● Task statement: Output the full listing below exactly as it reads, and skip anything that is a picture.

-*-

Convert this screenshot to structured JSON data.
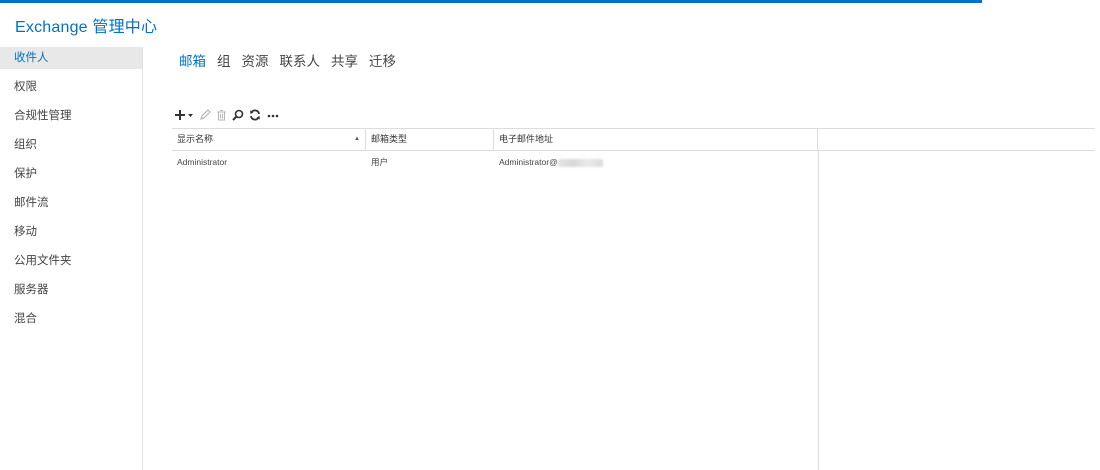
{
  "app": {
    "title": "Exchange 管理中心"
  },
  "progress": {
    "fraction": 0.893
  },
  "sidebar": {
    "items": [
      {
        "label": "收件人",
        "active": true
      },
      {
        "label": "权限"
      },
      {
        "label": "合规性管理"
      },
      {
        "label": "组织"
      },
      {
        "label": "保护"
      },
      {
        "label": "邮件流"
      },
      {
        "label": "移动"
      },
      {
        "label": "公用文件夹"
      },
      {
        "label": "服务器"
      },
      {
        "label": "混合"
      }
    ]
  },
  "tabs": [
    {
      "label": "邮箱",
      "active": true
    },
    {
      "label": "组"
    },
    {
      "label": "资源"
    },
    {
      "label": "联系人"
    },
    {
      "label": "共享"
    },
    {
      "label": "迁移"
    }
  ],
  "toolbar": {
    "icons": [
      "add-icon",
      "edit-icon",
      "delete-icon",
      "search-icon",
      "refresh-icon",
      "more-icon"
    ]
  },
  "table": {
    "headers": [
      "显示名称",
      "邮箱类型",
      "电子邮件地址"
    ],
    "sort_indicator": "▲",
    "rows": [
      {
        "display_name": "Administrator",
        "mailbox_type": "用户",
        "email": "Administrator@"
      }
    ]
  }
}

-*-

● Response to this exercise:
Convert this screenshot to structured JSON data.
{
  "app": {
    "title": "Exchange 管理中心"
  },
  "progress": {
    "fraction": 0.893
  },
  "sidebar": {
    "items": [
      {
        "label": "收件人",
        "active": true
      },
      {
        "label": "权限"
      },
      {
        "label": "合规性管理"
      },
      {
        "label": "组织"
      },
      {
        "label": "保护"
      },
      {
        "label": "邮件流"
      },
      {
        "label": "移动"
      },
      {
        "label": "公用文件夹"
      },
      {
        "label": "服务器"
      },
      {
        "label": "混合"
      }
    ]
  },
  "tabs": [
    {
      "label": "邮箱",
      "active": true
    },
    {
      "label": "组"
    },
    {
      "label": "资源"
    },
    {
      "label": "联系人"
    },
    {
      "label": "共享"
    },
    {
      "label": "迁移"
    }
  ],
  "toolbar": {
    "icons": [
      "add-icon",
      "edit-icon",
      "delete-icon",
      "search-icon",
      "refresh-icon",
      "more-icon"
    ]
  },
  "table": {
    "headers": [
      "显示名称",
      "邮箱类型",
      "电子邮件地址"
    ],
    "sort_indicator": "▲",
    "rows": [
      {
        "display_name": "Administrator",
        "mailbox_type": "用户",
        "email": "Administrator@"
      }
    ]
  }
}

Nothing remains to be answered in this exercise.